Task statement — Go through the data below. Pull out every line that has the word "xlabel".

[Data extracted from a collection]
________________
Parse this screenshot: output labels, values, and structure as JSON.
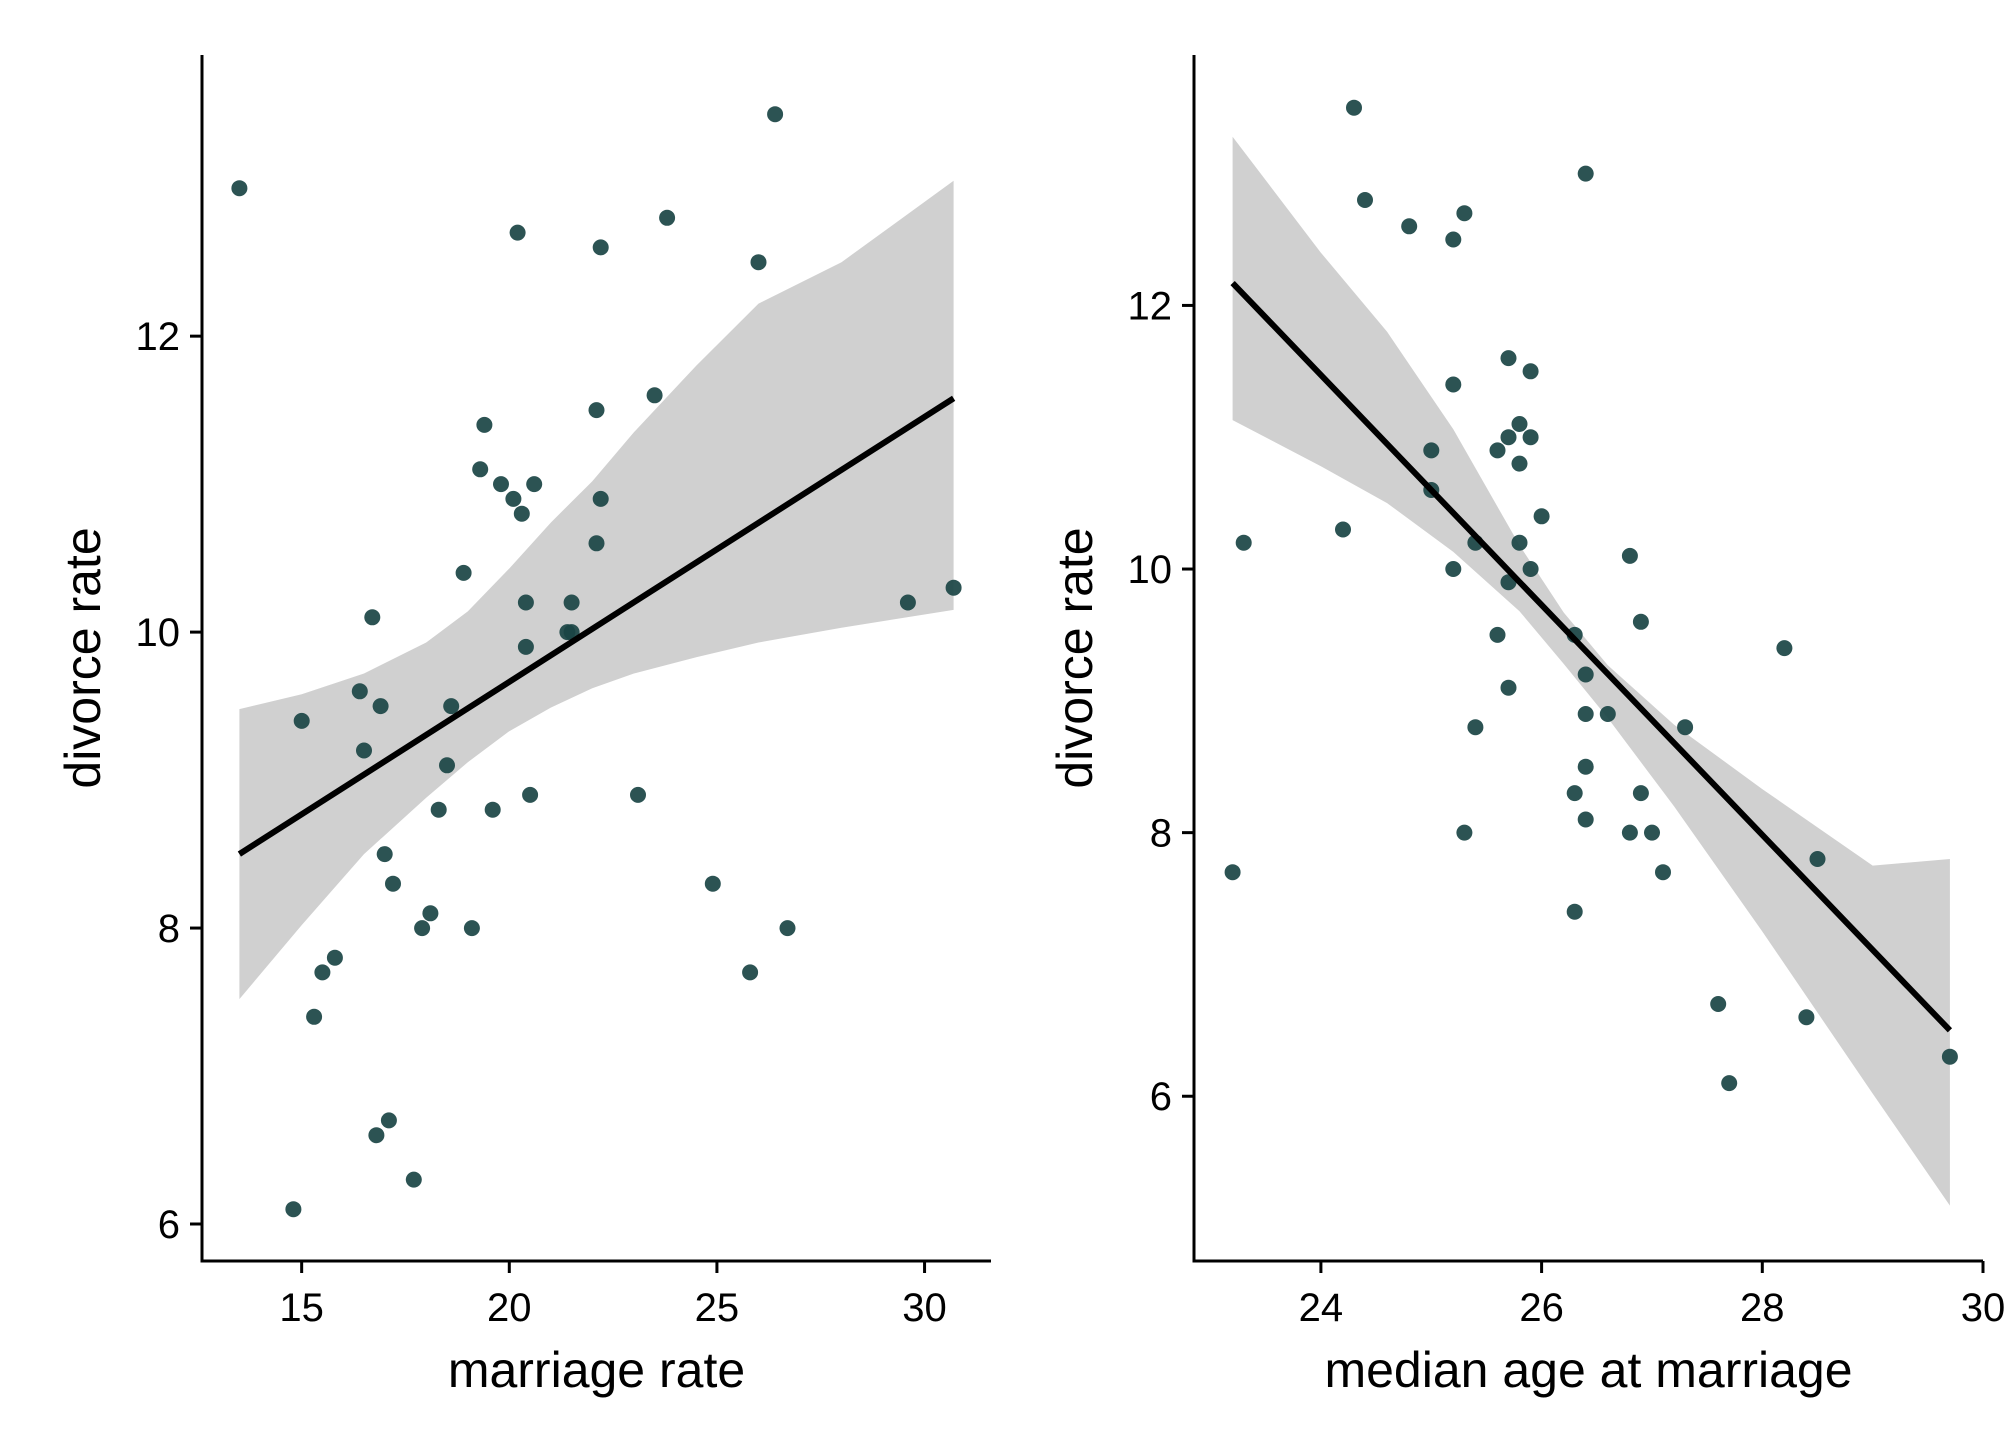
{
  "chart_data": [
    {
      "type": "scatter",
      "title": "",
      "xlabel": "marriage rate",
      "ylabel": "divorce rate",
      "xlim": [
        12.6,
        31.6
      ],
      "ylim": [
        5.75,
        13.9
      ],
      "xticks": [
        15,
        20,
        25,
        30
      ],
      "yticks": [
        6,
        8,
        10,
        12
      ],
      "grid": false,
      "legend": "none",
      "point_color": "#1a4444",
      "ribbon_color": "#d0d0d0",
      "line_color": "#000000",
      "points": [
        [
          13.5,
          13.0
        ],
        [
          14.8,
          6.1
        ],
        [
          15.0,
          9.4
        ],
        [
          15.3,
          7.4
        ],
        [
          15.5,
          7.7
        ],
        [
          15.8,
          7.8
        ],
        [
          16.4,
          9.6
        ],
        [
          16.5,
          9.2
        ],
        [
          16.7,
          10.1
        ],
        [
          16.8,
          6.6
        ],
        [
          16.9,
          9.5
        ],
        [
          17.0,
          8.5
        ],
        [
          17.1,
          6.7
        ],
        [
          17.2,
          8.3
        ],
        [
          17.7,
          6.3
        ],
        [
          17.9,
          8.0
        ],
        [
          18.1,
          8.1
        ],
        [
          18.3,
          8.8
        ],
        [
          18.5,
          9.1
        ],
        [
          18.6,
          9.5
        ],
        [
          18.9,
          10.4
        ],
        [
          19.1,
          8.0
        ],
        [
          19.3,
          11.1
        ],
        [
          19.4,
          11.4
        ],
        [
          19.6,
          8.8
        ],
        [
          19.8,
          11.0
        ],
        [
          20.1,
          10.9
        ],
        [
          20.2,
          12.7
        ],
        [
          20.3,
          10.8
        ],
        [
          20.4,
          9.9
        ],
        [
          20.4,
          10.2
        ],
        [
          20.5,
          8.9
        ],
        [
          20.6,
          11.0
        ],
        [
          21.4,
          10.0
        ],
        [
          21.5,
          10.2
        ],
        [
          21.5,
          10.0
        ],
        [
          22.1,
          10.6
        ],
        [
          22.1,
          11.5
        ],
        [
          22.2,
          10.9
        ],
        [
          22.2,
          12.6
        ],
        [
          23.1,
          8.9
        ],
        [
          23.5,
          11.6
        ],
        [
          23.8,
          12.8
        ],
        [
          24.9,
          8.3
        ],
        [
          25.8,
          7.7
        ],
        [
          26.0,
          12.5
        ],
        [
          26.4,
          13.5
        ],
        [
          26.7,
          8.0
        ],
        [
          29.6,
          10.2
        ],
        [
          30.7,
          10.3
        ]
      ],
      "fit": {
        "x": [
          13.5,
          30.7
        ],
        "y": [
          8.5,
          11.58
        ]
      },
      "ribbon": {
        "x": [
          13.5,
          15.0,
          16.5,
          18.0,
          19.0,
          20.0,
          21.0,
          22.0,
          23.0,
          24.5,
          26.0,
          28.0,
          30.7
        ],
        "lower": [
          7.52,
          8.02,
          8.5,
          8.88,
          9.12,
          9.33,
          9.49,
          9.62,
          9.72,
          9.83,
          9.93,
          10.03,
          10.15
        ],
        "upper": [
          9.48,
          9.58,
          9.72,
          9.93,
          10.14,
          10.43,
          10.74,
          11.02,
          11.35,
          11.8,
          12.22,
          12.5,
          13.05
        ]
      }
    },
    {
      "type": "scatter",
      "title": "",
      "xlabel": "median age at marriage",
      "ylabel": "divorce rate",
      "xlim": [
        22.85,
        30.0
      ],
      "ylim": [
        4.75,
        13.9
      ],
      "xticks": [
        24,
        26,
        28,
        30
      ],
      "yticks": [
        6,
        8,
        10,
        12
      ],
      "grid": false,
      "legend": "none",
      "point_color": "#1a4444",
      "ribbon_color": "#d0d0d0",
      "line_color": "#000000",
      "points": [
        [
          23.2,
          7.7
        ],
        [
          23.3,
          10.2
        ],
        [
          24.2,
          10.3
        ],
        [
          24.3,
          13.5
        ],
        [
          24.4,
          12.8
        ],
        [
          24.8,
          12.6
        ],
        [
          25.0,
          10.9
        ],
        [
          25.0,
          10.6
        ],
        [
          25.2,
          12.5
        ],
        [
          25.2,
          11.4
        ],
        [
          25.2,
          10.0
        ],
        [
          25.3,
          12.7
        ],
        [
          25.3,
          8.0
        ],
        [
          25.4,
          10.2
        ],
        [
          25.4,
          8.8
        ],
        [
          25.6,
          10.9
        ],
        [
          25.6,
          9.5
        ],
        [
          25.7,
          11.6
        ],
        [
          25.7,
          11.0
        ],
        [
          25.7,
          9.9
        ],
        [
          25.7,
          9.1
        ],
        [
          25.8,
          11.1
        ],
        [
          25.8,
          10.8
        ],
        [
          25.8,
          10.2
        ],
        [
          25.9,
          11.5
        ],
        [
          25.9,
          11.0
        ],
        [
          25.9,
          10.0
        ],
        [
          26.0,
          10.4
        ],
        [
          26.3,
          9.5
        ],
        [
          26.3,
          8.3
        ],
        [
          26.3,
          7.4
        ],
        [
          26.4,
          13.0
        ],
        [
          26.4,
          9.2
        ],
        [
          26.4,
          8.9
        ],
        [
          26.4,
          8.5
        ],
        [
          26.4,
          8.1
        ],
        [
          26.6,
          8.9
        ],
        [
          26.8,
          10.1
        ],
        [
          26.8,
          8.0
        ],
        [
          26.9,
          9.6
        ],
        [
          26.9,
          8.3
        ],
        [
          27.0,
          8.0
        ],
        [
          27.1,
          7.7
        ],
        [
          27.3,
          8.8
        ],
        [
          27.6,
          6.7
        ],
        [
          27.7,
          6.1
        ],
        [
          28.2,
          9.4
        ],
        [
          28.4,
          6.6
        ],
        [
          28.5,
          7.8
        ],
        [
          29.7,
          6.3
        ]
      ],
      "fit": {
        "x": [
          23.2,
          29.7
        ],
        "y": [
          12.17,
          6.5
        ]
      },
      "ribbon": {
        "x": [
          23.2,
          24.0,
          24.6,
          25.2,
          25.8,
          26.2,
          26.6,
          27.2,
          28.0,
          29.0,
          29.7
        ],
        "lower": [
          11.13,
          10.78,
          10.5,
          10.13,
          9.68,
          9.28,
          8.87,
          8.2,
          7.25,
          6.02,
          5.17
        ],
        "upper": [
          13.28,
          12.4,
          11.8,
          11.06,
          10.18,
          9.67,
          9.27,
          8.82,
          8.33,
          7.75,
          7.8
        ]
      }
    }
  ]
}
________________
Solution for this exercise —
      "xlabel": "marriage rate",
      "xlabel": "median age at marriage",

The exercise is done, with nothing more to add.